[Stored entries]
***

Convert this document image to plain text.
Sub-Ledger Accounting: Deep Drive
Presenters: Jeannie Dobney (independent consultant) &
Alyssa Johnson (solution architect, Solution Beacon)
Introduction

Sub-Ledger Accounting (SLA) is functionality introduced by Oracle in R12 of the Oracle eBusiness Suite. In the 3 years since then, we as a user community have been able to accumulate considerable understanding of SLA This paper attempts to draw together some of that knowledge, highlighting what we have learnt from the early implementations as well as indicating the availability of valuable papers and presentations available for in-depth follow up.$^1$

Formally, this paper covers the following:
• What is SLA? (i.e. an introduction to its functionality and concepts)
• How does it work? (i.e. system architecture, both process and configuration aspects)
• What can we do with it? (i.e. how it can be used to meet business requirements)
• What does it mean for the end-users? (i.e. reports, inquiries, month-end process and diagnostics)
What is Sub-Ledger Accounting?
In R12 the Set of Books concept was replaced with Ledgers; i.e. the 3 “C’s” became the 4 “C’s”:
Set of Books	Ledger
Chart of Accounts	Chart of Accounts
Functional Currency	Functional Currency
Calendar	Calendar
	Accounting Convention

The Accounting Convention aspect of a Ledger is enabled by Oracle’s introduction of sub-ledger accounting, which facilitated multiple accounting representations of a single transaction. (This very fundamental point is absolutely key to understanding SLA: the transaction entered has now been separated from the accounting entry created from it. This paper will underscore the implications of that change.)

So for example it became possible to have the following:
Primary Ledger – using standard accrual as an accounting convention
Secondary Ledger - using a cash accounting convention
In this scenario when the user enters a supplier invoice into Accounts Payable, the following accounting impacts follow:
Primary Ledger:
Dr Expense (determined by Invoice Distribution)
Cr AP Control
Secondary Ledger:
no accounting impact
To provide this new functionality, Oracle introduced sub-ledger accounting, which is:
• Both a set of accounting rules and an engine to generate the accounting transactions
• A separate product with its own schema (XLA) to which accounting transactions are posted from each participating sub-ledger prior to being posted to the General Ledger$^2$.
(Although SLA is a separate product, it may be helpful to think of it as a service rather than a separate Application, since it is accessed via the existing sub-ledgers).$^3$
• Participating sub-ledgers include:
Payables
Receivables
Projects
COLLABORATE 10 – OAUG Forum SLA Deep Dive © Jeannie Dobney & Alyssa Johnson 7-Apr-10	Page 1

***

Problem to work on: Make an exact copy of every line in the data.

Finished answer:
Convert this document image to plain text.
Sub-Ledger Accounting: Deep Drive
Presenters: Jeannie Dobney (independent consultant) &
Alyssa Johnson (solution architect, Solution Beacon)
Introduction

Sub-Ledger Accounting (SLA) is functionality introduced by Oracle in R12 of the Oracle eBusiness Suite. In the 3 years since then, we as a user community have been able to accumulate considerable understanding of SLA This paper attempts to draw together some of that knowledge, highlighting what we have learnt from the early implementations as well as indicating the availability of valuable papers and presentations available for in-depth follow up.$^1$

Formally, this paper covers the following:
• What is SLA? (i.e. an introduction to its functionality and concepts)
• How does it work? (i.e. system architecture, both process and configuration aspects)
• What can we do with it? (i.e. how it can be used to meet business requirements)
• What does it mean for the end-users? (i.e. reports, inquiries, month-end process and diagnostics)
What is Sub-Ledger Accounting?
In R12 the Set of Books concept was replaced with Ledgers; i.e. the 3 “C’s” became the 4 “C’s”:
Set of Books	Ledger
Chart of Accounts	Chart of Accounts
Functional Currency	Functional Currency
Calendar	Calendar
	Accounting Convention

The Accounting Convention aspect of a Ledger is enabled by Oracle’s introduction of sub-ledger accounting, which facilitated multiple accounting representations of a single transaction. (This very fundamental point is absolutely key to understanding SLA: the transaction entered has now been separated from the accounting entry created from it. This paper will underscore the implications of that change.)

So for example it became possible to have the following:
Primary Ledger – using standard accrual as an accounting convention
Secondary Ledger - using a cash accounting convention
In this scenario when the user enters a supplier invoice into Accounts Payable, the following accounting impacts follow:
Primary Ledger:
Dr Expense (determined by Invoice Distribution)
Cr AP Control
Secondary Ledger:
no accounting impact
To provide this new functionality, Oracle introduced sub-ledger accounting, which is:
• Both a set of accounting rules and an engine to generate the accounting transactions
• A separate product with its own schema (XLA) to which accounting transactions are posted from each participating sub-ledger prior to being posted to the General Ledger$^2$.
(Although SLA is a separate product, it may be helpful to think of it as a service rather than a separate Application, since it is accessed via the existing sub-ledgers).$^3$
• Participating sub-ledgers include:
Payables
Receivables
Projects
COLLABORATE 10 – OAUG Forum SLA Deep Dive © Jeannie Dobney & Alyssa Johnson 7-Apr-10	Page 1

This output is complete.